— start of Supplied material —

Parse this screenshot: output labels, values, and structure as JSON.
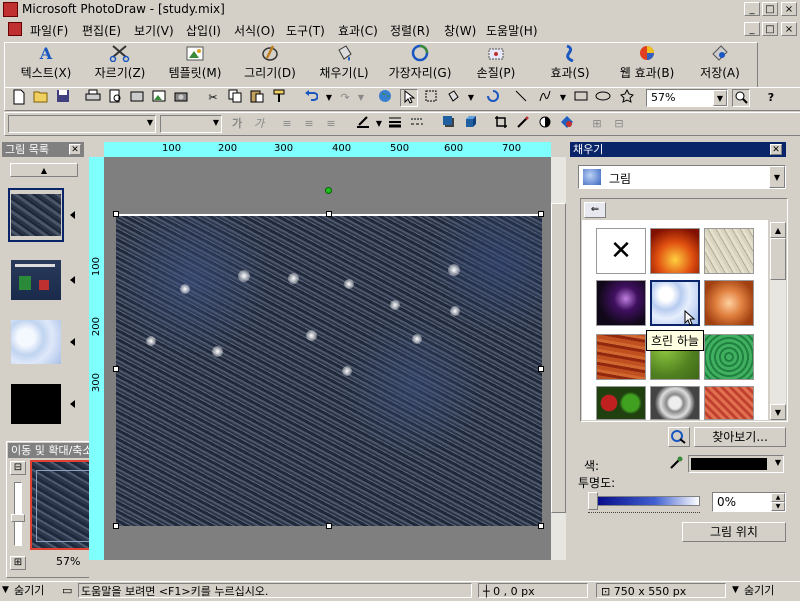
{
  "window": {
    "title": "Microsoft PhotoDraw - [study.mix]",
    "min": "_",
    "max": "□",
    "close": "×"
  },
  "menu": [
    "파일(F)",
    "편집(E)",
    "보기(V)",
    "삽입(I)",
    "서식(O)",
    "도구(T)",
    "효과(C)",
    "정렬(R)",
    "창(W)",
    "도움말(H)"
  ],
  "bigbar": [
    {
      "label": "텍스트(X)",
      "icon": "text-icon"
    },
    {
      "label": "자르기(Z)",
      "icon": "scissors-icon"
    },
    {
      "label": "템플릿(M)",
      "icon": "template-icon"
    },
    {
      "label": "그리기(D)",
      "icon": "pen-icon"
    },
    {
      "label": "채우기(L)",
      "icon": "fill-bucket-icon"
    },
    {
      "label": "가장자리(G)",
      "icon": "edge-icon"
    },
    {
      "label": "손질(P)",
      "icon": "retouch-icon"
    },
    {
      "label": "효과(S)",
      "icon": "effects-icon"
    },
    {
      "label": "웹 효과(B)",
      "icon": "web-effects-icon"
    },
    {
      "label": "저장(A)",
      "icon": "save-icon"
    }
  ],
  "toolbar": {
    "zoom": "57%",
    "font_name": "",
    "font_size": "",
    "bold": "가",
    "italic": "가"
  },
  "left_panel": {
    "title": "그림 목록",
    "thumbs": [
      "thumb-cracked-blue",
      "thumb-christmas",
      "thumb-clouds",
      "thumb-black"
    ]
  },
  "pan_zoom": {
    "title": "이동 및 확대/축소",
    "zoom": "57%"
  },
  "ruler": {
    "top_ticks": [
      "100",
      "200",
      "300",
      "400",
      "500",
      "600",
      "700"
    ],
    "left_ticks": [
      "100",
      "200",
      "300"
    ]
  },
  "fill_panel": {
    "title": "채우기",
    "mode": "그림",
    "tooltip": "흐린 하늘",
    "browse_button": "찾아보기...",
    "color_label": "색:",
    "opacity_label": "투명도:",
    "opacity_value": "0%",
    "position_button": "그림 위치",
    "hide_label": "숨기기"
  },
  "status": {
    "hide": "숨기기",
    "help": "도움말을 보려면 <F1>키를 누르십시오.",
    "coords": "0 , 0  px",
    "size": "750 x 550  px",
    "hide2": "숨기기"
  },
  "colors": {
    "ruler": "#80ffff",
    "title_bar_inactive": "#808080",
    "selection": "#000080"
  }
}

— end of Supplied material —

• Brief: Every record gets retyped exactly; no picture goes into the copy.

• Task answer:
Parse this screenshot: output labels, values, and structure as JSON.
{
  "window": {
    "title": "Microsoft PhotoDraw - [study.mix]",
    "min": "_",
    "max": "□",
    "close": "×"
  },
  "menu": [
    "파일(F)",
    "편집(E)",
    "보기(V)",
    "삽입(I)",
    "서식(O)",
    "도구(T)",
    "효과(C)",
    "정렬(R)",
    "창(W)",
    "도움말(H)"
  ],
  "bigbar": [
    {
      "label": "텍스트(X)",
      "icon": "text-icon"
    },
    {
      "label": "자르기(Z)",
      "icon": "scissors-icon"
    },
    {
      "label": "템플릿(M)",
      "icon": "template-icon"
    },
    {
      "label": "그리기(D)",
      "icon": "pen-icon"
    },
    {
      "label": "채우기(L)",
      "icon": "fill-bucket-icon"
    },
    {
      "label": "가장자리(G)",
      "icon": "edge-icon"
    },
    {
      "label": "손질(P)",
      "icon": "retouch-icon"
    },
    {
      "label": "효과(S)",
      "icon": "effects-icon"
    },
    {
      "label": "웹 효과(B)",
      "icon": "web-effects-icon"
    },
    {
      "label": "저장(A)",
      "icon": "save-icon"
    }
  ],
  "toolbar": {
    "zoom": "57%",
    "font_name": "",
    "font_size": "",
    "bold": "가",
    "italic": "가"
  },
  "left_panel": {
    "title": "그림 목록",
    "thumbs": [
      "thumb-cracked-blue",
      "thumb-christmas",
      "thumb-clouds",
      "thumb-black"
    ]
  },
  "pan_zoom": {
    "title": "이동 및 확대/축소",
    "zoom": "57%"
  },
  "ruler": {
    "top_ticks": [
      "100",
      "200",
      "300",
      "400",
      "500",
      "600",
      "700"
    ],
    "left_ticks": [
      "100",
      "200",
      "300"
    ]
  },
  "fill_panel": {
    "title": "채우기",
    "mode": "그림",
    "tooltip": "흐린 하늘",
    "browse_button": "찾아보기...",
    "color_label": "색:",
    "opacity_label": "투명도:",
    "opacity_value": "0%",
    "position_button": "그림 위치",
    "hide_label": "숨기기"
  },
  "status": {
    "hide": "숨기기",
    "help": "도움말을 보려면 <F1>키를 누르십시오.",
    "coords": "0 , 0  px",
    "size": "750 x 550  px",
    "hide2": "숨기기"
  },
  "colors": {
    "ruler": "#80ffff",
    "title_bar_inactive": "#808080",
    "selection": "#000080"
  }
}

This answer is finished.